» BRIEF
Pull out every line with the word "this".

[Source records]
^^^^
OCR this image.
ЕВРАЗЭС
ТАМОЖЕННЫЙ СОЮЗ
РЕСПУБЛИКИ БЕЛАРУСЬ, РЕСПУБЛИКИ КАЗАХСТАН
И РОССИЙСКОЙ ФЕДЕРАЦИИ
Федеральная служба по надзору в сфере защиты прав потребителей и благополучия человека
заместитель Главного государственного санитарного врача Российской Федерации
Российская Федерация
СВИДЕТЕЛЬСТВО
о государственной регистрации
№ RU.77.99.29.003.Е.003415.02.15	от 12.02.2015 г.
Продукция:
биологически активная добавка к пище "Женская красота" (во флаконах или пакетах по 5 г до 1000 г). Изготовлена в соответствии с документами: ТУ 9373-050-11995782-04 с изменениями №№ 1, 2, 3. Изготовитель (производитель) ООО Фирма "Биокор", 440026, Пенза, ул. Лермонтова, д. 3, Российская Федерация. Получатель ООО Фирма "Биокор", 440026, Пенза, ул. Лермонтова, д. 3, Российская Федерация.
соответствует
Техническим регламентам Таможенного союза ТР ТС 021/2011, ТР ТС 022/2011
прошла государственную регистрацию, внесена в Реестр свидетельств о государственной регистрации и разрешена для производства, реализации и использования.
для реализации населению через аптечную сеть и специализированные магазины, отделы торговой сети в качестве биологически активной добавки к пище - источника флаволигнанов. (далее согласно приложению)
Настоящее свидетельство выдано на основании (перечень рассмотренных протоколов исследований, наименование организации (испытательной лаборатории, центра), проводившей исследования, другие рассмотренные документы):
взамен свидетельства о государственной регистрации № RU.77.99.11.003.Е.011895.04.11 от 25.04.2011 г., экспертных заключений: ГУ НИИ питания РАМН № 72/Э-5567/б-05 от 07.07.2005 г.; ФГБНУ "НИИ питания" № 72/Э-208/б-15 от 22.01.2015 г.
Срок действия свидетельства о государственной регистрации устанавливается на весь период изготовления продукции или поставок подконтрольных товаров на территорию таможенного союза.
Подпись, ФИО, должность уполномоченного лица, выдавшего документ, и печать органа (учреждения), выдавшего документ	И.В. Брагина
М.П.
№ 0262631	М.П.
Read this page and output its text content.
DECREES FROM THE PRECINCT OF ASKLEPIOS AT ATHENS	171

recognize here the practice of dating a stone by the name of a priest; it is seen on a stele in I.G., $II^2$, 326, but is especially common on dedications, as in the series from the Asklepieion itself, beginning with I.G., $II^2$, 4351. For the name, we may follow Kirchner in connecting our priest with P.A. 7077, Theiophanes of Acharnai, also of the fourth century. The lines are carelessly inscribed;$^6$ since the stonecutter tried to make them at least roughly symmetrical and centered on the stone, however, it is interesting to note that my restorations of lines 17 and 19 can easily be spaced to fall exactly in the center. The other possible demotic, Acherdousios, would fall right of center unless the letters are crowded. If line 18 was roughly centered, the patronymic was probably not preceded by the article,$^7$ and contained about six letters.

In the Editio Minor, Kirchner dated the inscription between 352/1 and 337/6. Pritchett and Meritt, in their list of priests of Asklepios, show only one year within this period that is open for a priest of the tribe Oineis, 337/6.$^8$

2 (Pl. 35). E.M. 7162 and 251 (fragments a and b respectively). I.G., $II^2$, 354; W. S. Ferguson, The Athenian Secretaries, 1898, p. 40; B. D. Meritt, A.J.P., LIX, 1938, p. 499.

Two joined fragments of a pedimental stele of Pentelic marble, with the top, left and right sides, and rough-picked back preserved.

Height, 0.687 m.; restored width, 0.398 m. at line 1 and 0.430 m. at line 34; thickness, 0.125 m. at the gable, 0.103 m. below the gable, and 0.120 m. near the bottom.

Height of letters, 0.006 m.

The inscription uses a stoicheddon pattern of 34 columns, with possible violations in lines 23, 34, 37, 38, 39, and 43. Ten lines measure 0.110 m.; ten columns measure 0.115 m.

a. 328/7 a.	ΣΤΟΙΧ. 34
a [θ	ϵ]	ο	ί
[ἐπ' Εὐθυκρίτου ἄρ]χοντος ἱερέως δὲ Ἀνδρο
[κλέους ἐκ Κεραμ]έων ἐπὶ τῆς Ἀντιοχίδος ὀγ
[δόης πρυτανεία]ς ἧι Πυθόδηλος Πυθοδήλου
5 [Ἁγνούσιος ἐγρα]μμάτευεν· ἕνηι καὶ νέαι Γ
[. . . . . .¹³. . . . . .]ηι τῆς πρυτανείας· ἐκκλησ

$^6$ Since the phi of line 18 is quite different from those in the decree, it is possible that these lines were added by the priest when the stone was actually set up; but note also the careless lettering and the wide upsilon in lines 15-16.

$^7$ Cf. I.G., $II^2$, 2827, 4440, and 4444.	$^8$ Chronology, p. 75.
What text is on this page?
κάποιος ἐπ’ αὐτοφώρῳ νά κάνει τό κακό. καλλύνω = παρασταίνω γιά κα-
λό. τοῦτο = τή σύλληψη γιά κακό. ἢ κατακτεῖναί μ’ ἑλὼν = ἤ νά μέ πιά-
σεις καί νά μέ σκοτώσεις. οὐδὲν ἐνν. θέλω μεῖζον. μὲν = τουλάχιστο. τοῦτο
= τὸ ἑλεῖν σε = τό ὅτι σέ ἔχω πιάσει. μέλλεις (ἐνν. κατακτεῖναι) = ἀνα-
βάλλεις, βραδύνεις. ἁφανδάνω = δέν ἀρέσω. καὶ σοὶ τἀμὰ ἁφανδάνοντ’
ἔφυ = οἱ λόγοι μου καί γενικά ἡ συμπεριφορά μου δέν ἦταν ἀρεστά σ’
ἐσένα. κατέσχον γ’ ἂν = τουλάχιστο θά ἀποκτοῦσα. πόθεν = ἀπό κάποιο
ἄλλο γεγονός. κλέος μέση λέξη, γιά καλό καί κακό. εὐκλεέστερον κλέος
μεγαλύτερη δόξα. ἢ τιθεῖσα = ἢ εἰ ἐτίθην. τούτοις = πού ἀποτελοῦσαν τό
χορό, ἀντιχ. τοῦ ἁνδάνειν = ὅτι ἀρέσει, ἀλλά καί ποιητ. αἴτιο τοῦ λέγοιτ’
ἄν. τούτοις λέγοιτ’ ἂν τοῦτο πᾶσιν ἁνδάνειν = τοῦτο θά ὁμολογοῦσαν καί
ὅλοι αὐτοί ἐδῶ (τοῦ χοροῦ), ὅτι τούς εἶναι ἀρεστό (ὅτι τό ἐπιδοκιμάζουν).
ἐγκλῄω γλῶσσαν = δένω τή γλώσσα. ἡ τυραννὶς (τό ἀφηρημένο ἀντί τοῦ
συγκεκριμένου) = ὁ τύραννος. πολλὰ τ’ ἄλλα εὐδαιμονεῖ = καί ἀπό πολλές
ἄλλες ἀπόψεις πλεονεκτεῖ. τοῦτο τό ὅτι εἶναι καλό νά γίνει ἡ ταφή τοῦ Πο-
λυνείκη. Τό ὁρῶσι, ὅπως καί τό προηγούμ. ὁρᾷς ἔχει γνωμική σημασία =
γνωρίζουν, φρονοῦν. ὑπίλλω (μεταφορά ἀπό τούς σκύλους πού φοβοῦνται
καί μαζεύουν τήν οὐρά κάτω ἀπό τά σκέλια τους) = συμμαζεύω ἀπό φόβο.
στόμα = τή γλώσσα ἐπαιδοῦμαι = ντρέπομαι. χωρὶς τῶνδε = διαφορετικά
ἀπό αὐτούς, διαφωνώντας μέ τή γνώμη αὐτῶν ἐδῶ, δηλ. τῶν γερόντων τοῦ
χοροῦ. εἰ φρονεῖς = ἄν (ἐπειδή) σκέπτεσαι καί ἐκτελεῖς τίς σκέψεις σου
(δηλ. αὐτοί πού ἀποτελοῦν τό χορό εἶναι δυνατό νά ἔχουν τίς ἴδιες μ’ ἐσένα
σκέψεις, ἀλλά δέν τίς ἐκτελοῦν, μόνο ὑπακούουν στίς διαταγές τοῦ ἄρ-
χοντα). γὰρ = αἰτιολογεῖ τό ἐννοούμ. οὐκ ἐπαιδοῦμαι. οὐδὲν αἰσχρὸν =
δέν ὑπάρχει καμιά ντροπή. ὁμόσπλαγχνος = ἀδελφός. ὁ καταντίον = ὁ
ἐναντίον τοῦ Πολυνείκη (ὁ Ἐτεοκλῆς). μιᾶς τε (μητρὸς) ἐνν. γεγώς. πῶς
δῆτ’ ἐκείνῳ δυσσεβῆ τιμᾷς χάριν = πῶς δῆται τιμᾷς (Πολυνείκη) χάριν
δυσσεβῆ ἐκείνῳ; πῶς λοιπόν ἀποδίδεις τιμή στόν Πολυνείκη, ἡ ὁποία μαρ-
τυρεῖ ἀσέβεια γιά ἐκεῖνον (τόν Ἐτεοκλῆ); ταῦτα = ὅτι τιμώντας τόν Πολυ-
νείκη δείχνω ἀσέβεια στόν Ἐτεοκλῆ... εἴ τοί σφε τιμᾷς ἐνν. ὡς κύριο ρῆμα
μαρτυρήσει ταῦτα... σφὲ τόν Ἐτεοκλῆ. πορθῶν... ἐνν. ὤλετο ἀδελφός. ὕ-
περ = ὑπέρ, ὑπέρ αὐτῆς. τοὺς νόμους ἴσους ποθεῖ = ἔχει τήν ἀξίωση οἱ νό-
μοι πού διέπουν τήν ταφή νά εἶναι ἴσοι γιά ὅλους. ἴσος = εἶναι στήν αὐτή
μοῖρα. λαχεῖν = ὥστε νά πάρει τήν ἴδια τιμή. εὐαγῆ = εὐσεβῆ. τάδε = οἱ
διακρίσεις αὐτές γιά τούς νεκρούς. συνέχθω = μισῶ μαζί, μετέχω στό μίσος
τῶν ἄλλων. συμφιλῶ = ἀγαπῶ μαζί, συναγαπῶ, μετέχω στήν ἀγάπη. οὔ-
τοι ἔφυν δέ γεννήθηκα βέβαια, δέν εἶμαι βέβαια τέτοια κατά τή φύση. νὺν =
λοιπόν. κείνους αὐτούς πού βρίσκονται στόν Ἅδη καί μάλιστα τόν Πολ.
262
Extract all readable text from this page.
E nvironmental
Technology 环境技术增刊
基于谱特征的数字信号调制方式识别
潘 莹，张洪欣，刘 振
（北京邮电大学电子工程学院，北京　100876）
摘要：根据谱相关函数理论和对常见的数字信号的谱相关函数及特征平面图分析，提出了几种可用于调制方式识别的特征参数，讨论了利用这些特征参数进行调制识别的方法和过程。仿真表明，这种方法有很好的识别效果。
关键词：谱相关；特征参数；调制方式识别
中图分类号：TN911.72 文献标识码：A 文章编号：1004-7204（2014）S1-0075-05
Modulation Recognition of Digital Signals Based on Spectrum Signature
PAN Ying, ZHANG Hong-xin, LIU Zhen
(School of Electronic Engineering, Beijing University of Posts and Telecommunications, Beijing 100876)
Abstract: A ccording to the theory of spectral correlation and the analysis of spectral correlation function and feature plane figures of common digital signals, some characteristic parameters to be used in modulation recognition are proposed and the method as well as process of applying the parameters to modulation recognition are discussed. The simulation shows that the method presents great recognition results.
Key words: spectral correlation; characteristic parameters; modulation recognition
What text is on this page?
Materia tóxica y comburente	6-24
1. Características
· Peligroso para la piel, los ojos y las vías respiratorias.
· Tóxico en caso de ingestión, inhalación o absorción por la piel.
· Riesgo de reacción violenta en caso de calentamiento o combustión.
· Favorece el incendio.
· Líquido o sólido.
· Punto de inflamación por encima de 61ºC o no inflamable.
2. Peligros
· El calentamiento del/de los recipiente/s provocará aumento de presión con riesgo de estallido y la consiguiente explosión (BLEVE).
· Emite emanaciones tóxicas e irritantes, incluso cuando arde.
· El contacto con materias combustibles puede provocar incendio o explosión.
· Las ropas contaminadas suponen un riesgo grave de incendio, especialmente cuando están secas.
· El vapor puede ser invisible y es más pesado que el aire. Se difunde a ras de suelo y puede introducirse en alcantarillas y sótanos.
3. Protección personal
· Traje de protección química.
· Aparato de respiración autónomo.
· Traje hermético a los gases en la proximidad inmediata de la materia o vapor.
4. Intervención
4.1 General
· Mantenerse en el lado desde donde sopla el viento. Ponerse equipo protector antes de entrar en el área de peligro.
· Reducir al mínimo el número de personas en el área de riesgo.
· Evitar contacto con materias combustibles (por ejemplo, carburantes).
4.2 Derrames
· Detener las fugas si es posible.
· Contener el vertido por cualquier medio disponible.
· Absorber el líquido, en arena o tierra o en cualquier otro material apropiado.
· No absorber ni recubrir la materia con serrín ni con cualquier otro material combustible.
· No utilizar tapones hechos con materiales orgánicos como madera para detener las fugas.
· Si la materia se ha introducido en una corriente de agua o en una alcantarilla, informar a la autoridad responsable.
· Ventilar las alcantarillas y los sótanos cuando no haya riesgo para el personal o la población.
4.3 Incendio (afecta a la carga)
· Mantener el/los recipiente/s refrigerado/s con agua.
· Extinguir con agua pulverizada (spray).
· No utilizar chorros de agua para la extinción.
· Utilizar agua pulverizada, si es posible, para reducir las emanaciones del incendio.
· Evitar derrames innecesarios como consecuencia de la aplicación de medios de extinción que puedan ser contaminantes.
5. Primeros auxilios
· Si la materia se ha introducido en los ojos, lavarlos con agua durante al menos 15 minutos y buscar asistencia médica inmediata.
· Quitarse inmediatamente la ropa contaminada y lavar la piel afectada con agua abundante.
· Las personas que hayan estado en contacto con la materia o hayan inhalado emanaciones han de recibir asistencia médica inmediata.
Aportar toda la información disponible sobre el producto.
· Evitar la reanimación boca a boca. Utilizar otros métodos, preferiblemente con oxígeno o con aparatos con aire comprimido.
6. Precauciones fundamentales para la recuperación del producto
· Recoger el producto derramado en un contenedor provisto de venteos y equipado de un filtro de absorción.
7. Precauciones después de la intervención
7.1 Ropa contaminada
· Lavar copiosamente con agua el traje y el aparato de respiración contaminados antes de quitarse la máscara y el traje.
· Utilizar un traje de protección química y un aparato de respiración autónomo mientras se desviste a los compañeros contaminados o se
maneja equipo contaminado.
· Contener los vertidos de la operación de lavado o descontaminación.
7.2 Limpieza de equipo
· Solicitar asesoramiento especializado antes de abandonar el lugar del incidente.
^^^^
» ANSWER BELOW
OCR this image.
Read this page and output its text content.
In the Editio Minor, Kirchner dated the inscription between 352/1 and 337/6. Pritchett and Meritt, in their list of priests of Asklepios, show only one year within this period that is open for a priest of the tribe Oineis, 337/6.$^8$
What text is on this page?
Extract all readable text from this page.
What text is on this page?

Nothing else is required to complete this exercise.